▸ **Stated task**: Locate and copy each line in the data that contains the word "employees".

[Records that describe figures]
★ ★ ★ ★

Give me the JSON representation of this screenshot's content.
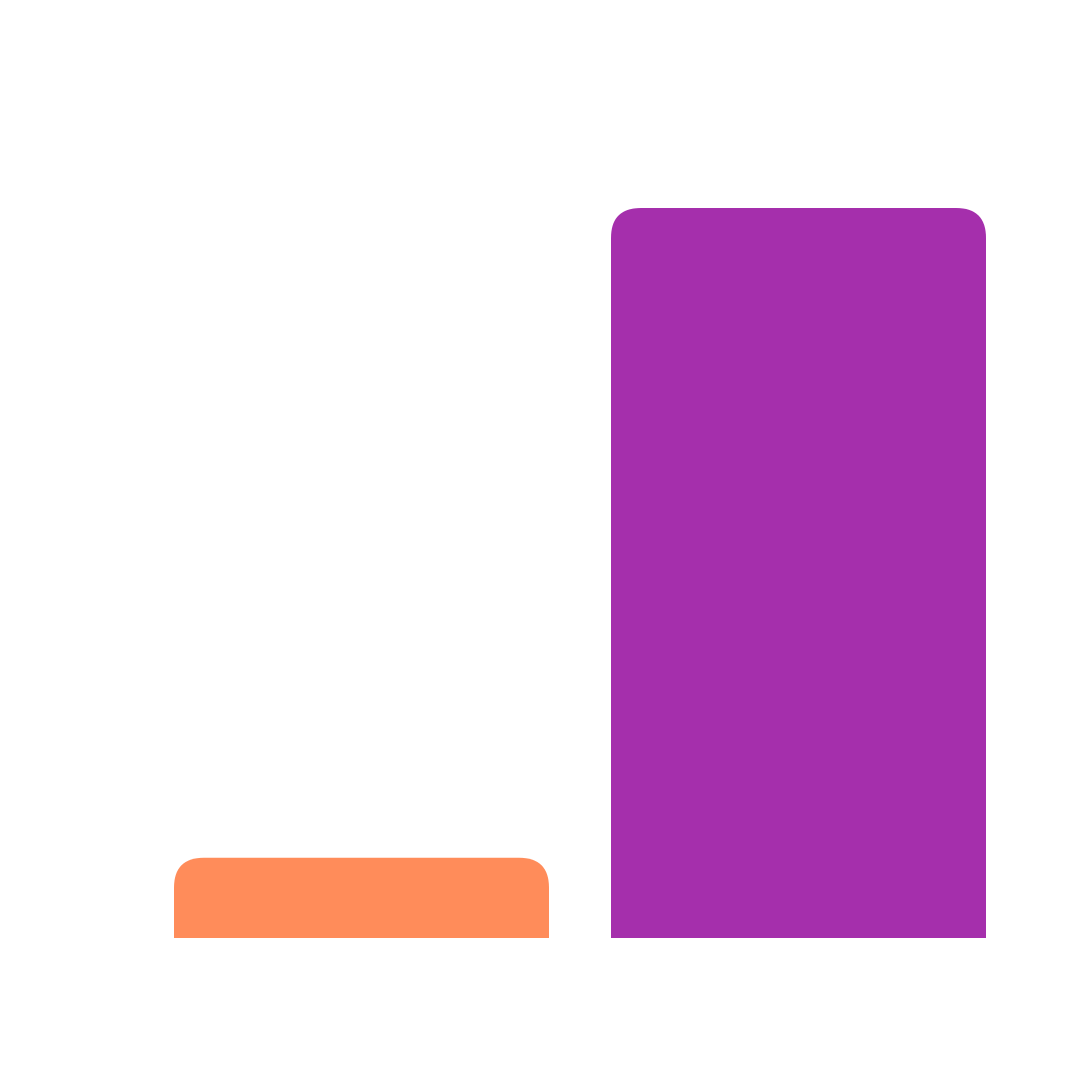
{
  "chart_data": {
    "type": "bar",
    "categories": [
      "",
      ""
    ],
    "values": [
      11,
      100
    ],
    "colors": [
      "#FF8C5A",
      "#A52FAC"
    ],
    "ylim": [
      0,
      100
    ],
    "grid": false,
    "legend": "none",
    "title": "",
    "xlabel": "",
    "ylabel": ""
  }
}
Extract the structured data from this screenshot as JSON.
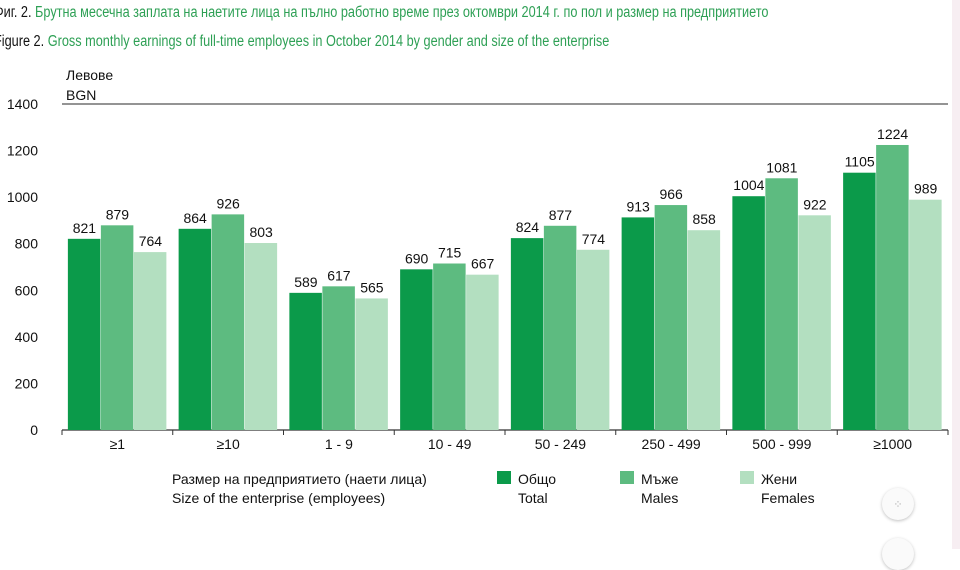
{
  "title_bg": {
    "prefix": "Фиг. 2.",
    "text": "Брутна месечна заплата на наетите лица на пълно работно време през октомври 2014 г. по пол и размер на предприятието"
  },
  "title_en": {
    "prefix": "Figure 2.",
    "text": "Gross monthly earnings of full-time employees in October 2014 by gender and size of the enterprise"
  },
  "chart_data": {
    "type": "bar",
    "ylabel_bg": "Левове",
    "ylabel_en": "BGN",
    "xlabel_bg": "Размер на предприятието (наети лица)",
    "xlabel_en": "Size of the enterprise (employees)",
    "ylim": [
      0,
      1400
    ],
    "yticks": [
      "0",
      "200",
      "400",
      "600",
      "800",
      "1000",
      "1200",
      "1400"
    ],
    "grid": false,
    "legend_position": "bottom",
    "categories": [
      "≥1",
      "≥10",
      "1 - 9",
      "10 - 49",
      "50 - 249",
      "250 - 499",
      "500 - 999",
      "≥1000"
    ],
    "series": [
      {
        "name_bg": "Общо",
        "name_en": "Total",
        "color": "#0b9a4a",
        "values": [
          821,
          864,
          589,
          690,
          824,
          913,
          1004,
          1105
        ]
      },
      {
        "name_bg": "Мъже",
        "name_en": "Males",
        "color": "#5dbb80",
        "values": [
          879,
          926,
          617,
          715,
          877,
          966,
          1081,
          1224
        ]
      },
      {
        "name_bg": "Жени",
        "name_en": "Females",
        "color": "#b3dfc0",
        "values": [
          764,
          803,
          565,
          667,
          774,
          858,
          922,
          989
        ]
      }
    ]
  },
  "fab_icon": "collapse-icon"
}
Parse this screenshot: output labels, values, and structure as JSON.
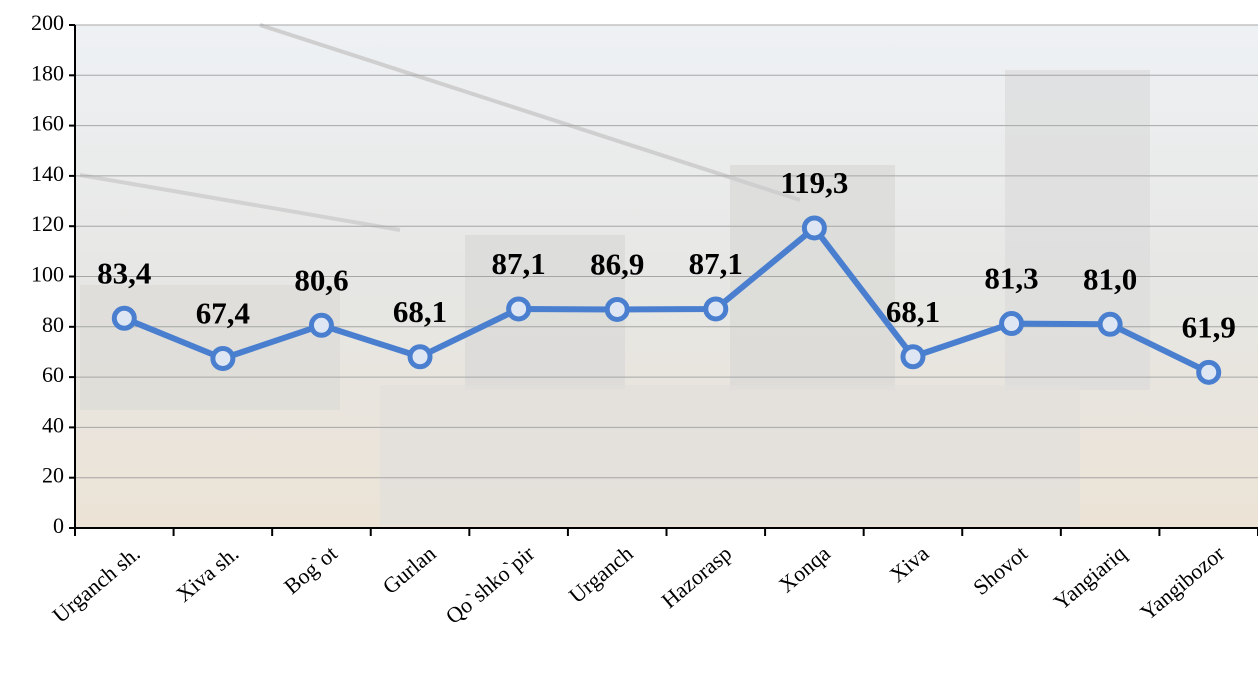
{
  "chart_data": {
    "type": "line",
    "categories": [
      "Urganch sh.",
      "Xiva sh.",
      "Bog`ot",
      "Gurlan",
      "Qo`shko`pir",
      "Urganch",
      "Hazorasp",
      "Xonqa",
      "Xiva",
      "Shovot",
      "Yangiariq",
      "Yangibozor"
    ],
    "values": [
      83.4,
      67.4,
      80.6,
      68.1,
      87.1,
      86.9,
      87.1,
      119.3,
      68.1,
      81.3,
      81.0,
      61.9
    ],
    "value_labels": [
      "83,4",
      "67,4",
      "80,6",
      "68,1",
      "87,1",
      "86,9",
      "87,1",
      "119,3",
      "68,1",
      "81,3",
      "81,0",
      "61,9"
    ],
    "color": "#4a7fd0",
    "ylim": [
      0,
      200
    ],
    "yticks": [
      0,
      20,
      40,
      60,
      80,
      100,
      120,
      140,
      160,
      180,
      200
    ],
    "grid": true
  }
}
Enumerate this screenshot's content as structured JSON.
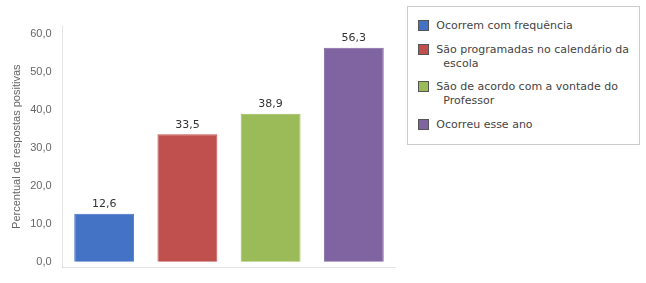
{
  "chart_data": {
    "type": "bar",
    "categories": [
      "Ocorrem com frequência",
      "São programadas no calendário da\n  escola",
      "São de acordo com a vontade do\n  Professor",
      "Ocorreu esse ano"
    ],
    "values": [
      12.6,
      33.5,
      38.9,
      56.3
    ],
    "value_labels": [
      "12,6",
      "33,5",
      "38,9",
      "56,3"
    ],
    "colors": [
      "#4472C4",
      "#C0504D",
      "#9BBB59",
      "#8064A2"
    ],
    "y_label": "Percentual de respostas positivas",
    "ylim": [
      -1.5,
      62
    ],
    "yticks": [
      {
        "value": 0.0,
        "label": "0,0"
      },
      {
        "value": 10.0,
        "label": "10,0"
      },
      {
        "value": 20.0,
        "label": "20,0"
      },
      {
        "value": 30.0,
        "label": "30,0"
      },
      {
        "value": 40.0,
        "label": "40,0"
      },
      {
        "value": 50.0,
        "label": "50,0"
      },
      {
        "value": 60.0,
        "label": "60,0"
      }
    ],
    "grid": false,
    "legend": "right",
    "data_labels": true,
    "tick_labels": "y"
  }
}
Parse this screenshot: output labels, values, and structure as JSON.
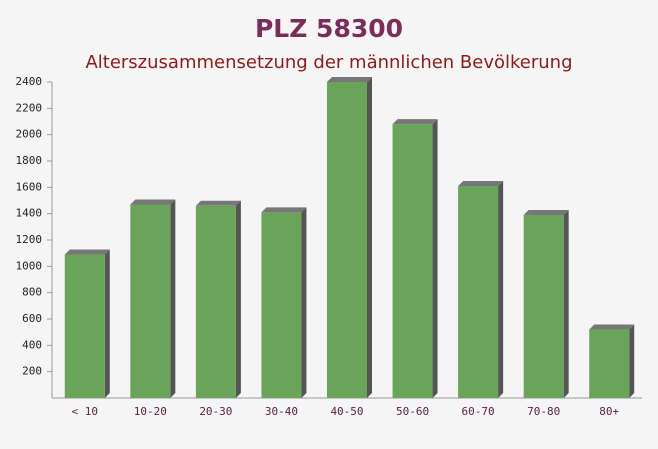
{
  "chart_data": {
    "type": "bar",
    "title": "PLZ 58300",
    "subtitle": "Alterszusammensetzung der männlichen Bevölkerung",
    "categories": [
      "< 10",
      "10-20",
      "20-30",
      "30-40",
      "40-50",
      "50-60",
      "60-70",
      "70-80",
      "80+"
    ],
    "values": [
      1090,
      1470,
      1460,
      1410,
      2400,
      2080,
      1610,
      1390,
      520
    ],
    "color": "#6aa35a",
    "ylim": [
      0,
      2400
    ],
    "yticks": [
      200,
      400,
      600,
      800,
      1000,
      1200,
      1400,
      1600,
      1800,
      2000,
      2200,
      2400
    ]
  }
}
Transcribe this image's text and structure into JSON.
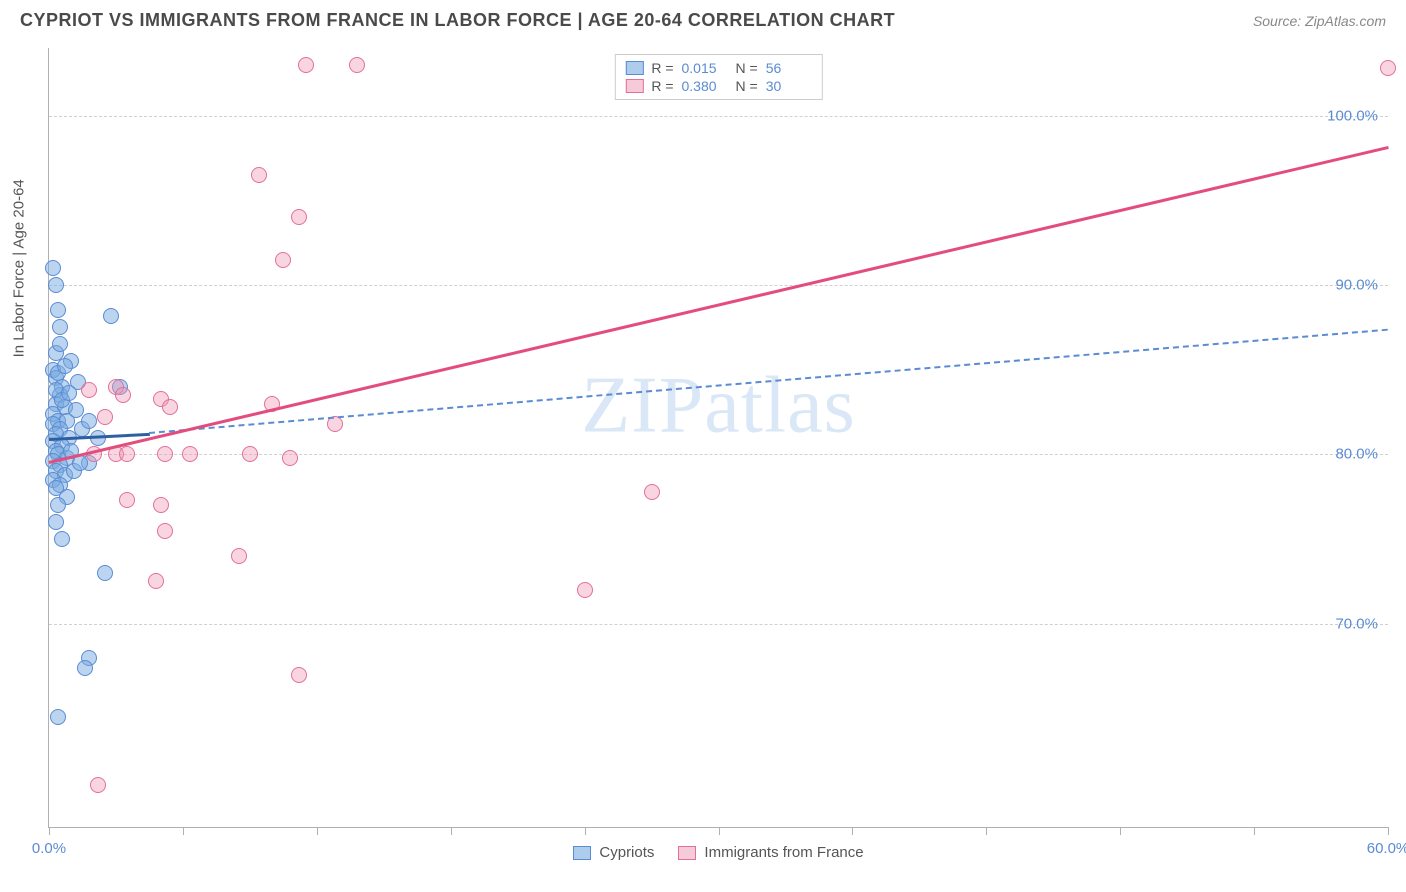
{
  "title": "CYPRIOT VS IMMIGRANTS FROM FRANCE IN LABOR FORCE | AGE 20-64 CORRELATION CHART",
  "source": "Source: ZipAtlas.com",
  "watermark": "ZIPatlas",
  "chart": {
    "type": "scatter",
    "background_color": "#ffffff",
    "grid_color": "#d0d0d0",
    "axis_color": "#b0b0b0",
    "y_axis_title": "In Labor Force | Age 20-64",
    "xlim": [
      0,
      60
    ],
    "ylim": [
      58,
      104
    ],
    "x_ticks": [
      0,
      6,
      12,
      18,
      24,
      30,
      36,
      42,
      48,
      54,
      60
    ],
    "x_tick_labels": {
      "0": "0.0%",
      "60": "60.0%"
    },
    "y_ticks": [
      70,
      80,
      90,
      100
    ],
    "y_tick_labels": {
      "70": "70.0%",
      "80": "80.0%",
      "90": "90.0%",
      "100": "100.0%"
    },
    "label_color": "#5b8bd4",
    "label_fontsize": 15,
    "marker_radius": 8,
    "series": {
      "blue": {
        "name": "Cypriots",
        "fill_color": "rgba(120,170,224,0.5)",
        "stroke_color": "#5b8bd4",
        "R": "0.015",
        "N": "56",
        "trend_solid": {
          "x1": 0,
          "y1": 81.0,
          "x2": 4.5,
          "y2": 81.3,
          "color": "#2e5fa3",
          "width": 3
        },
        "trend_dash": {
          "x1": 4.5,
          "y1": 81.3,
          "x2": 60,
          "y2": 87.4,
          "color": "#5b8bd4",
          "width": 2
        },
        "points": [
          [
            0.2,
            91.0
          ],
          [
            0.3,
            90.0
          ],
          [
            0.4,
            88.5
          ],
          [
            0.5,
            87.5
          ],
          [
            0.2,
            85.0
          ],
          [
            0.3,
            84.5
          ],
          [
            0.6,
            84.0
          ],
          [
            2.8,
            88.2
          ],
          [
            1.0,
            85.5
          ],
          [
            1.3,
            84.3
          ],
          [
            3.2,
            84.0
          ],
          [
            0.5,
            83.5
          ],
          [
            0.3,
            83.0
          ],
          [
            0.7,
            82.8
          ],
          [
            0.2,
            82.4
          ],
          [
            0.4,
            82.0
          ],
          [
            0.8,
            82.0
          ],
          [
            0.2,
            81.8
          ],
          [
            0.5,
            81.5
          ],
          [
            0.3,
            81.2
          ],
          [
            0.9,
            81.0
          ],
          [
            0.2,
            80.8
          ],
          [
            0.6,
            80.5
          ],
          [
            0.3,
            80.2
          ],
          [
            0.4,
            80.0
          ],
          [
            0.8,
            79.8
          ],
          [
            0.2,
            79.6
          ],
          [
            0.5,
            79.4
          ],
          [
            1.5,
            81.5
          ],
          [
            1.8,
            82.0
          ],
          [
            2.2,
            81.0
          ],
          [
            0.3,
            79.0
          ],
          [
            0.7,
            78.8
          ],
          [
            0.2,
            78.5
          ],
          [
            0.5,
            78.2
          ],
          [
            0.3,
            78.0
          ],
          [
            0.8,
            77.5
          ],
          [
            0.4,
            77.0
          ],
          [
            1.8,
            79.5
          ],
          [
            1.1,
            79.0
          ],
          [
            1.4,
            79.5
          ],
          [
            0.3,
            76.0
          ],
          [
            0.6,
            75.0
          ],
          [
            2.5,
            73.0
          ],
          [
            1.8,
            68.0
          ],
          [
            1.6,
            67.4
          ],
          [
            0.4,
            64.5
          ],
          [
            0.3,
            83.8
          ],
          [
            0.6,
            83.2
          ],
          [
            0.9,
            83.6
          ],
          [
            1.2,
            82.6
          ],
          [
            0.4,
            84.8
          ],
          [
            0.7,
            85.2
          ],
          [
            0.3,
            86.0
          ],
          [
            0.5,
            86.5
          ],
          [
            1.0,
            80.2
          ]
        ]
      },
      "pink": {
        "name": "Immigrants from France",
        "fill_color": "rgba(240,150,180,0.4)",
        "stroke_color": "#e36f9a",
        "R": "0.380",
        "N": "30",
        "trend_solid": {
          "x1": 0,
          "y1": 79.6,
          "x2": 60,
          "y2": 98.2,
          "color": "#e34d7d",
          "width": 3
        },
        "points": [
          [
            11.5,
            103.0
          ],
          [
            13.8,
            103.0
          ],
          [
            60.0,
            102.8
          ],
          [
            9.4,
            96.5
          ],
          [
            11.2,
            94.0
          ],
          [
            10.5,
            91.5
          ],
          [
            3.0,
            84.0
          ],
          [
            3.3,
            83.5
          ],
          [
            5.0,
            83.3
          ],
          [
            5.4,
            82.8
          ],
          [
            10.0,
            83.0
          ],
          [
            12.8,
            81.8
          ],
          [
            2.0,
            80.0
          ],
          [
            3.0,
            80.0
          ],
          [
            3.5,
            80.0
          ],
          [
            5.2,
            80.0
          ],
          [
            6.3,
            80.0
          ],
          [
            9.0,
            80.0
          ],
          [
            10.8,
            79.8
          ],
          [
            3.5,
            77.3
          ],
          [
            5.0,
            77.0
          ],
          [
            27.0,
            77.8
          ],
          [
            5.2,
            75.5
          ],
          [
            8.5,
            74.0
          ],
          [
            4.8,
            72.5
          ],
          [
            24.0,
            72.0
          ],
          [
            11.2,
            67.0
          ],
          [
            2.2,
            60.5
          ],
          [
            1.8,
            83.8
          ],
          [
            2.5,
            82.2
          ]
        ]
      }
    },
    "legend_top": {
      "R_label": "R =",
      "N_label": "N ="
    },
    "legend_bottom": [
      {
        "swatch": "blue",
        "label": "Cypriots"
      },
      {
        "swatch": "pink",
        "label": "Immigrants from France"
      }
    ]
  }
}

★ ★ ★ ★

▸ **Full answer**:
    "text": "Gross monthly earnings of full-time employees in October 2014 by gender and size of the enterprise"
    "xlabel_en": "Size of the enterprise (employees)",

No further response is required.